In the entries below, count the lines holding "CADE". Reply with the number only.

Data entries

────────────────────────────────────────

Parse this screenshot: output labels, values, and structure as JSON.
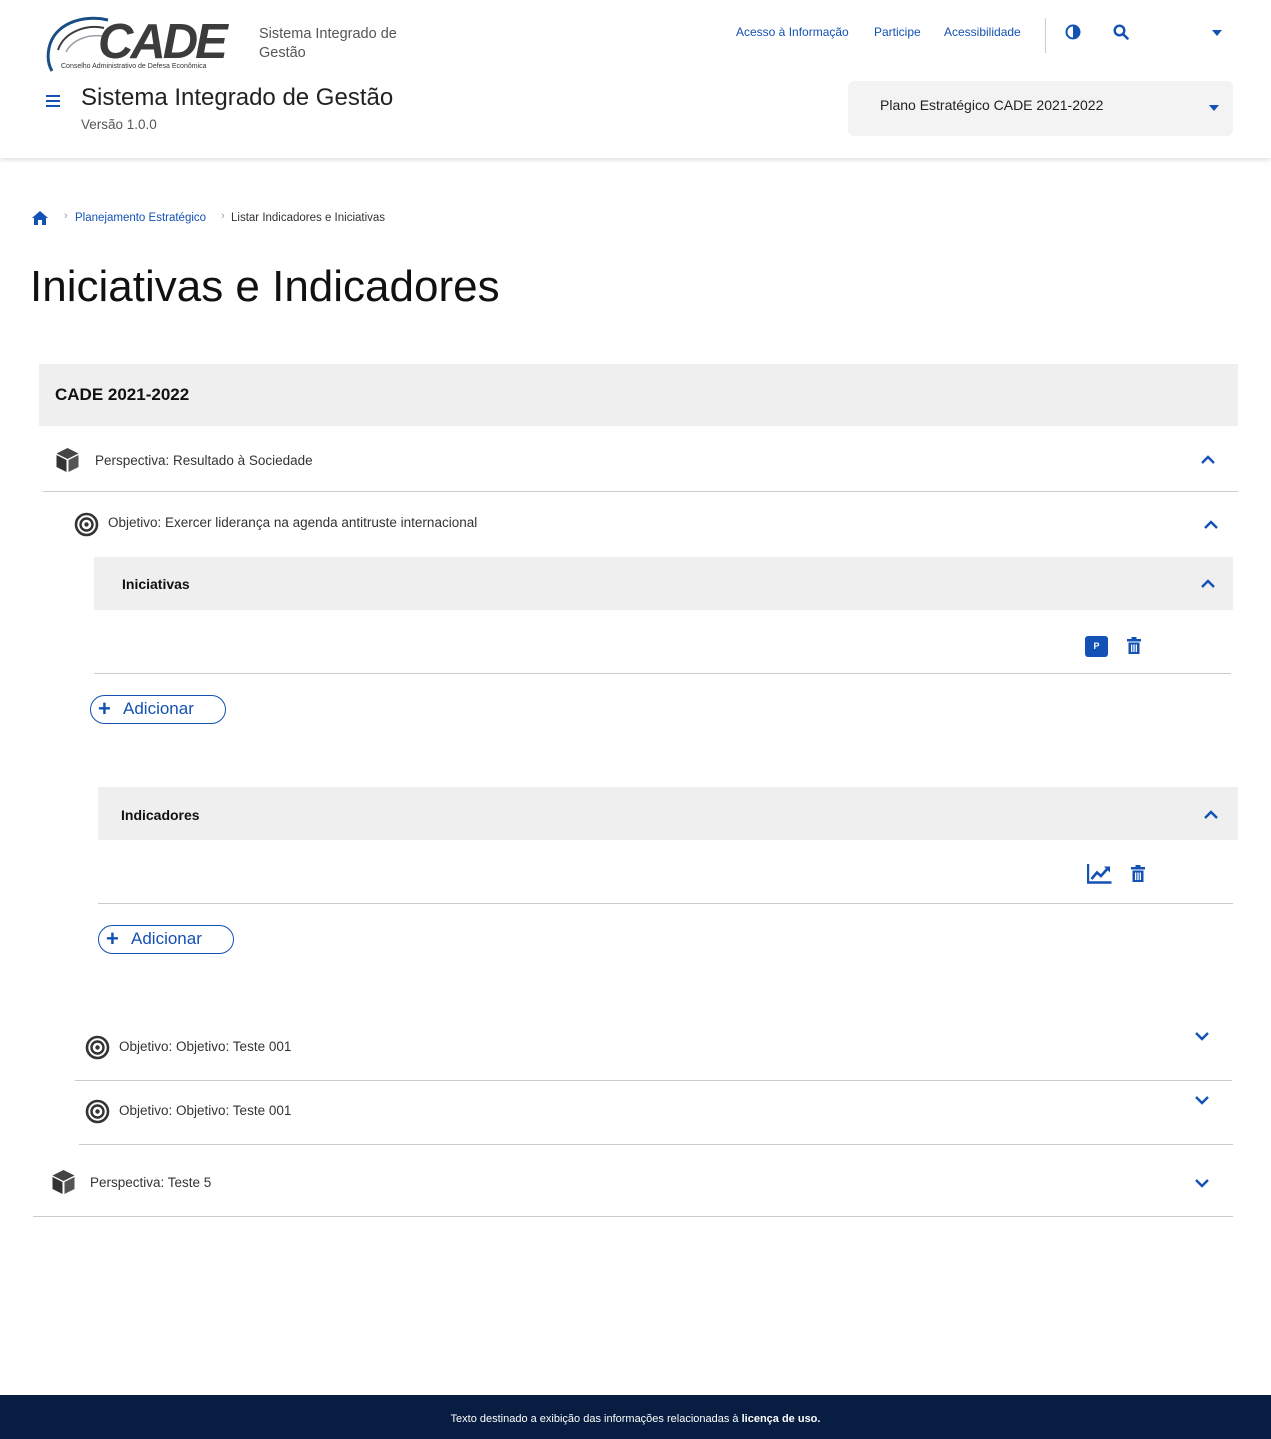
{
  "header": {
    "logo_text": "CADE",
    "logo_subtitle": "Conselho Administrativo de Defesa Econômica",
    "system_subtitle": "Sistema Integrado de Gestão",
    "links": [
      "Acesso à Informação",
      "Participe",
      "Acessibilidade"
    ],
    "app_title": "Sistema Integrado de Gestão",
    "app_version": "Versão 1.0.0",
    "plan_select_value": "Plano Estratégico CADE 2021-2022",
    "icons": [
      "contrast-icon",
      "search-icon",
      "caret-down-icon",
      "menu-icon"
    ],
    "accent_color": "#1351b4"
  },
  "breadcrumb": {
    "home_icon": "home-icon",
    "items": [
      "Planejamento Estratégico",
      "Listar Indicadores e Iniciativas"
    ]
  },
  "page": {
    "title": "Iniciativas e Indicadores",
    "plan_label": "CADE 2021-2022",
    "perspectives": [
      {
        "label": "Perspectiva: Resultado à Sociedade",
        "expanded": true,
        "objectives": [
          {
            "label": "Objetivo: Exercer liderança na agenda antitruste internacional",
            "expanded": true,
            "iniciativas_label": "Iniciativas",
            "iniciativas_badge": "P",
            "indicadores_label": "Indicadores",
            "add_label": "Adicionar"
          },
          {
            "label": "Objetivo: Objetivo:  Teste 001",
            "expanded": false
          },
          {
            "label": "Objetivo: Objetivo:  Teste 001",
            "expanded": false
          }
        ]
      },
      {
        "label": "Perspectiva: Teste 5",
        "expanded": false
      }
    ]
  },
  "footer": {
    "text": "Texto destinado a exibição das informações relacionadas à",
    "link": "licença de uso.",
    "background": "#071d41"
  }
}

────────────────────────────────────────

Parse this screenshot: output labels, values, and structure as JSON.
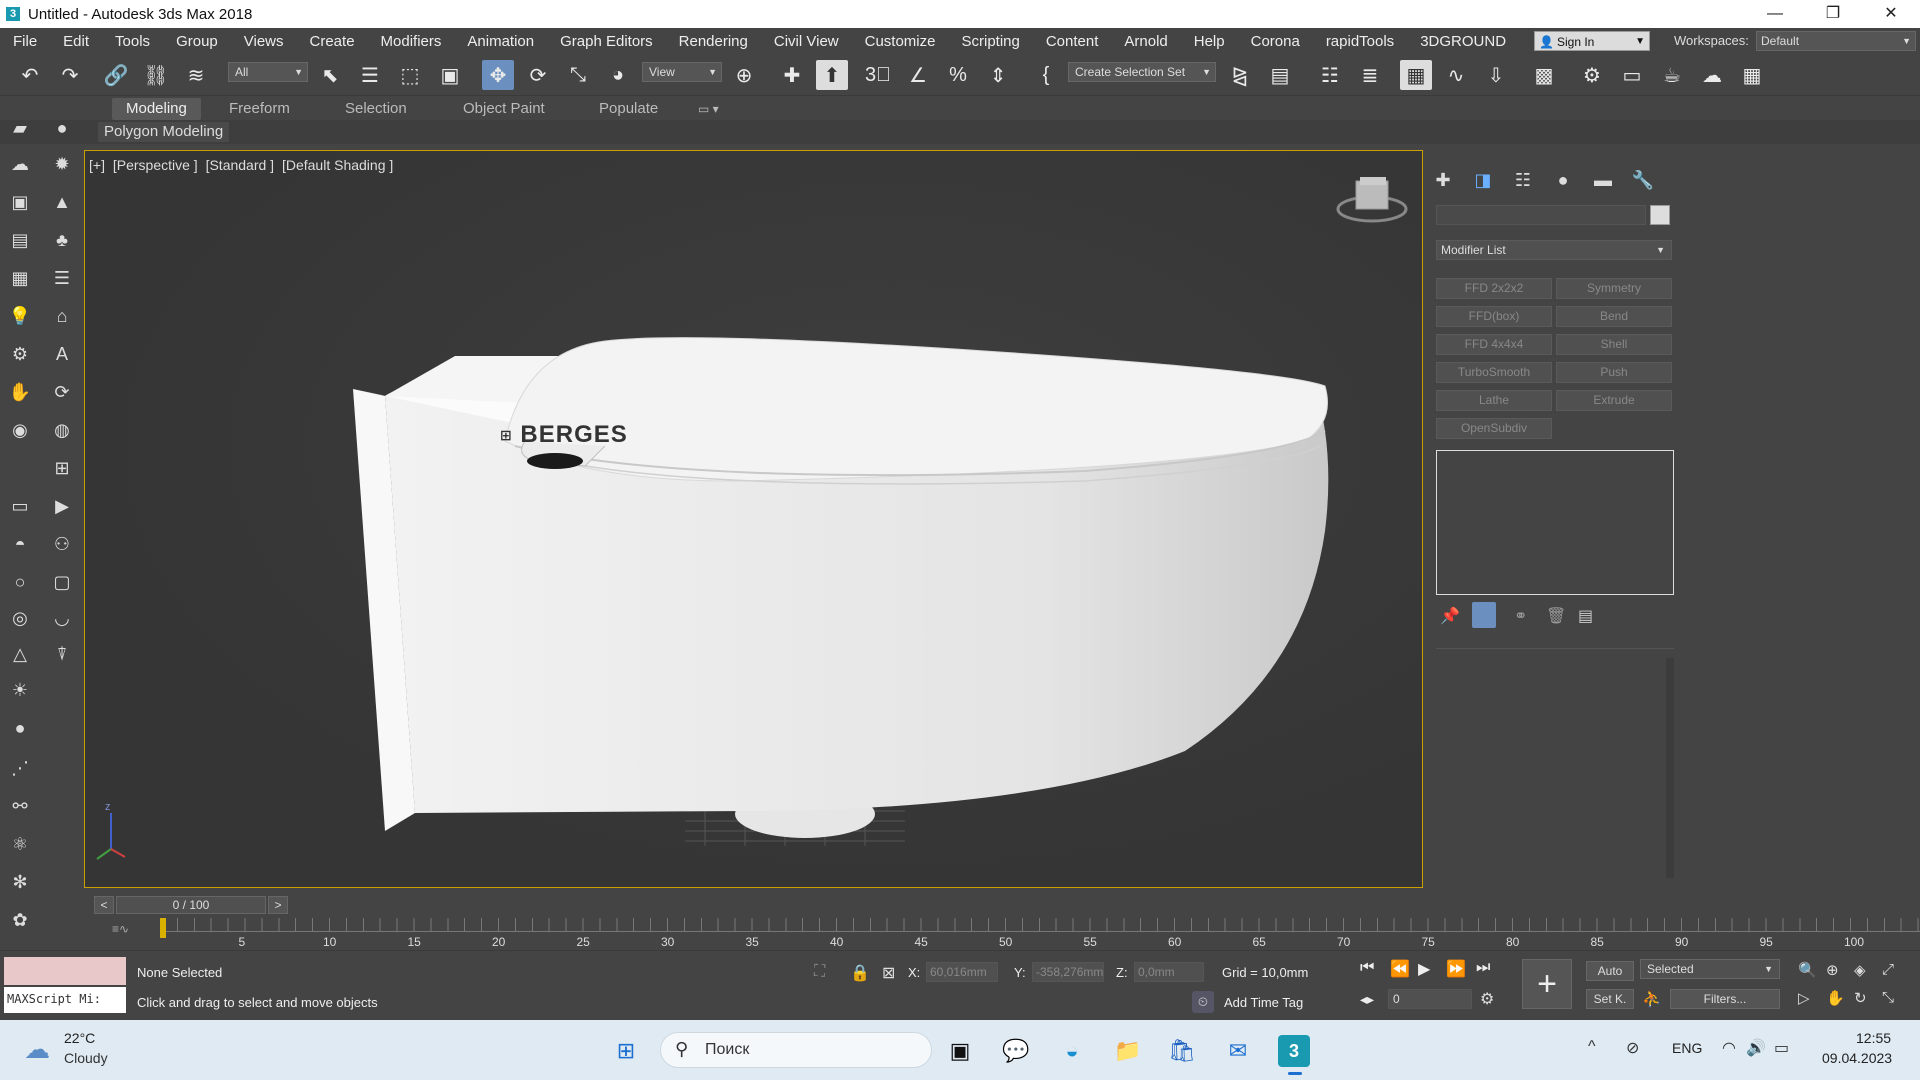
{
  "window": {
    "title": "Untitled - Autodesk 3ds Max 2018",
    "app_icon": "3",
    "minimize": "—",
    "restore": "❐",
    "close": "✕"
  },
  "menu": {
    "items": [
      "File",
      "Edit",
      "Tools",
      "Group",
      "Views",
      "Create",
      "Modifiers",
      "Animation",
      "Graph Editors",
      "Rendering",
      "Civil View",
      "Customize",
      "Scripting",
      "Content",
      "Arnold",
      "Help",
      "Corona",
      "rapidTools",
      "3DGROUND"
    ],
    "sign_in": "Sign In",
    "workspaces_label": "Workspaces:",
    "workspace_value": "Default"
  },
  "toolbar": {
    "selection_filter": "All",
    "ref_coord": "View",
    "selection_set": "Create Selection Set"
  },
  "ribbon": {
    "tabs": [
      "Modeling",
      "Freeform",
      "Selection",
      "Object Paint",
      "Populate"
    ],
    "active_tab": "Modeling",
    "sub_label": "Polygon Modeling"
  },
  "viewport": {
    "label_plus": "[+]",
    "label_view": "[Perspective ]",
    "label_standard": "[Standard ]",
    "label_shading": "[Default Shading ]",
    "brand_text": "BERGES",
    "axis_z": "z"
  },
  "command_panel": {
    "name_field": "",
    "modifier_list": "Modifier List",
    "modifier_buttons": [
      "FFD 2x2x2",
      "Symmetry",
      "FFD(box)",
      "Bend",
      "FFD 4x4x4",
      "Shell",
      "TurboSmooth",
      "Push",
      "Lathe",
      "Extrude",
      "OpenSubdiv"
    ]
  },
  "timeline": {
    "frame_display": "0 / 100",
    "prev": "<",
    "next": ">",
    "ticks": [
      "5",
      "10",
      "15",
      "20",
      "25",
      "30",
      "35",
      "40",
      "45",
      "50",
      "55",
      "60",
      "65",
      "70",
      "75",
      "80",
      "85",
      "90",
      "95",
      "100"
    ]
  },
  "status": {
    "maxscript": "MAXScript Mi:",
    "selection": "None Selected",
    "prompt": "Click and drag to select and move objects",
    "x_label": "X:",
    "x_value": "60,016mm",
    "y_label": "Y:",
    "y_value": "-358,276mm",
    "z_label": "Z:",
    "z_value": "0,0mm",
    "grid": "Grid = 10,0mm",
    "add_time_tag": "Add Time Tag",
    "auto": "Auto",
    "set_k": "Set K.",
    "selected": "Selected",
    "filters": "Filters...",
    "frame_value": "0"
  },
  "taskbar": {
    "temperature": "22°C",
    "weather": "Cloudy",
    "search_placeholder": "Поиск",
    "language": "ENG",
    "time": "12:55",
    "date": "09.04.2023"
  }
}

────────────────────────────────────────

Exercise answer:
3